__Written tasks__:
#1 According to the Rockies article, how many games back of the Dodgers are the Rockies?
#2 List every win-loss record that the Rockies article gives for a stretch of games.
#3 Retype the stretch of the Rockies article from "2016 Chicago Cubs" through "are no exception.".

__Document text__:
§

I don’t know if you’ve heard, but the Rockies have lost five straight games. It’s always tough to watch stretches like this, but it doesn’t mean the Rockies are finished. How bad is their current stretch? In their last fourteen games they are 6-8 and they have lost five straight to teams they are battling for the division title by a combined score of 48-15. For the first time all season they are more than one game out of the division lead, sitting 4.5 games back of the Dodgers.
This has been a tough portion of the schedule and a little slump doesn’t spell doom and gloom. Let’s take a look at some recent playoff teams and see how the current Rockies slump compares to some of the worst suffered by others.
2016 Chicago Cubs
We all know the Cubs went on to win the 2016 World Series so let’s start there and look at their lowest point of the season. The Cubs had a twenty-game stretch last year from June 20 to July 9 in which they went 5-15. Pitching was largely to blame for the Cubs woes. From the Chicago Sun-Times:
“But like most things in baseball, this skid starts with starting pitching—with the Cubs’ best-in-baseball starting rotation going 3-10 with a 5.70 ERA during that 19-game stretch, with 11 starts of less than six innings.”
The twenty-game skid for the Cubs included sweeps against the Mets and Cardinals, both teams that would eventually make the playoffs. Good teams are going to lose to other good teams and the Rockies are no exception.
2015 Houston Astros
The Astros won 87 games and got into the playoff as a Wild Card team in 2015, taking the eventual champion Royals to a deciding fifth game in the ALDS. At their low point, they went 5-11 over sixteen games from May 25-June 10. The stretch included a seven-game losing streak in which they were swept by the White Sox and Blue Jays in back-to-back series. From The Crawfish Boxes:
“Just like Houston can't hit three homers in every game, the bullpen can't shutout the opponent every night. However, the hitting and bullpen pitching have struggled in sync during Houston's roughest patch of 2015. As for the part of the team that many agree needs upgrading: Houston's starters pitched 19 innings in three games vs. Chicago and allowed five runs.”

§

__Supplied information__:
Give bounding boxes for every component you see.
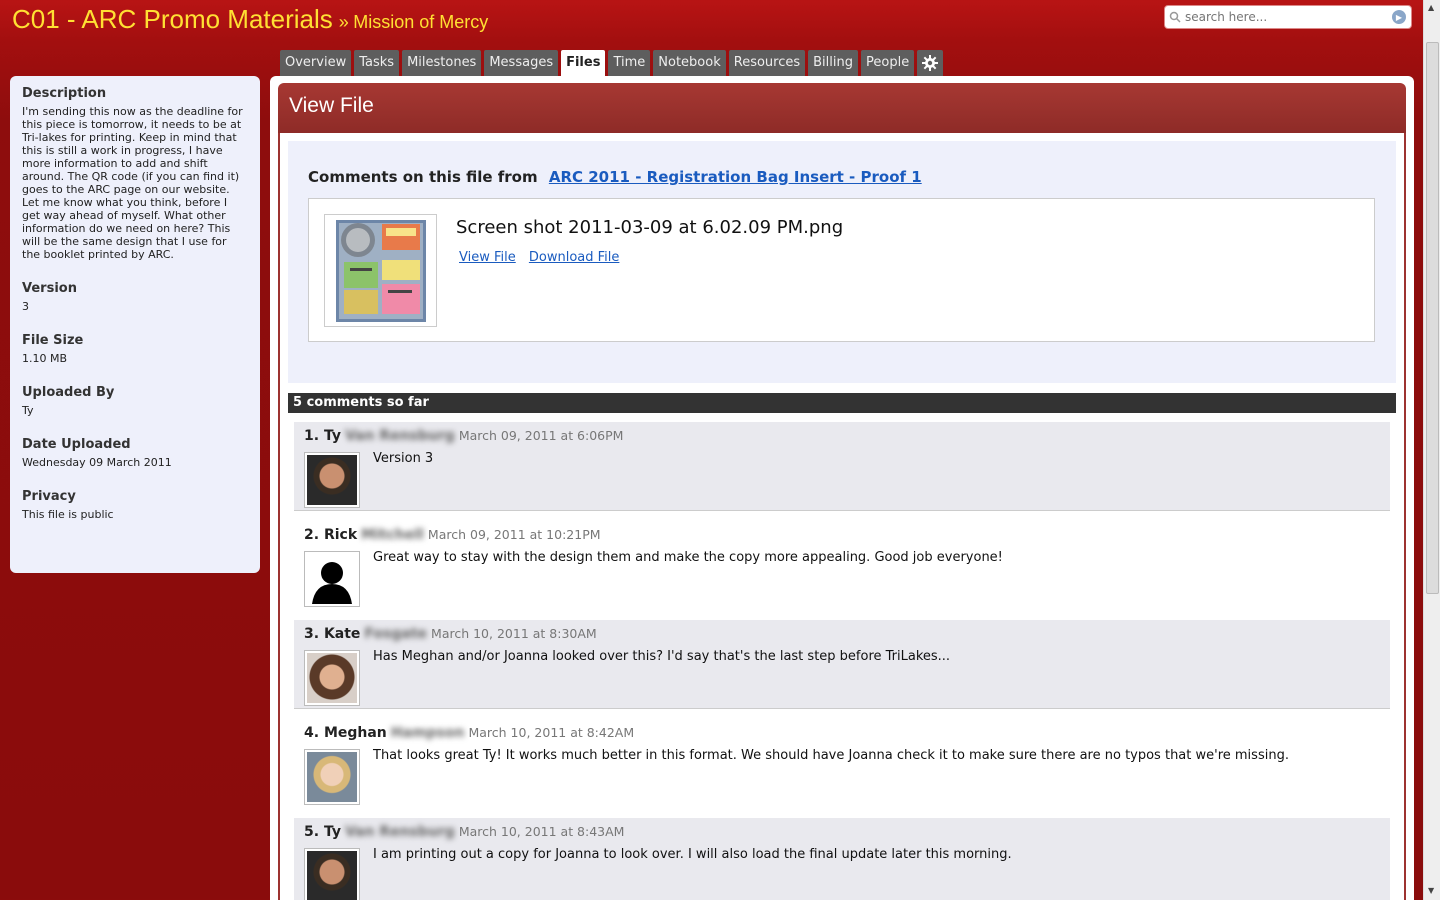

§

__Answers for this exercise__:
#1 4.5 games

#2
- 6-8: the Rockies over their last fourteen games
- 5-15: the 2016 Cubs over twenty games from June 20 to July 9
- 3-10: the Cubs' starting rotation during the 19-game stretch
- 5-11: the 2015 Astros over sixteen games from May 25 to June 10

#3
2016 Chicago Cubs
We all know the Cubs went on to win the 2016 World Series so let’s start there and look at their lowest point of the season. The Cubs had a twenty-game stretch last year from June 20 to July 9 in which they went 5-15. Pitching was largely to blame for the Cubs woes. From the Chicago Sun-Times:
“But like most things in baseball, this skid starts with starting pitching—with the Cubs’ best-in-baseball starting rotation going 3-10 with a 5.70 ERA during that 19-game stretch, with 11 starts of less than six innings.”
The twenty-game skid for the Cubs included sweeps against the Mets and Cardinals, both teams that would eventually make the playoffs. Good teams are going to lose to other good teams and the Rockies are no exception.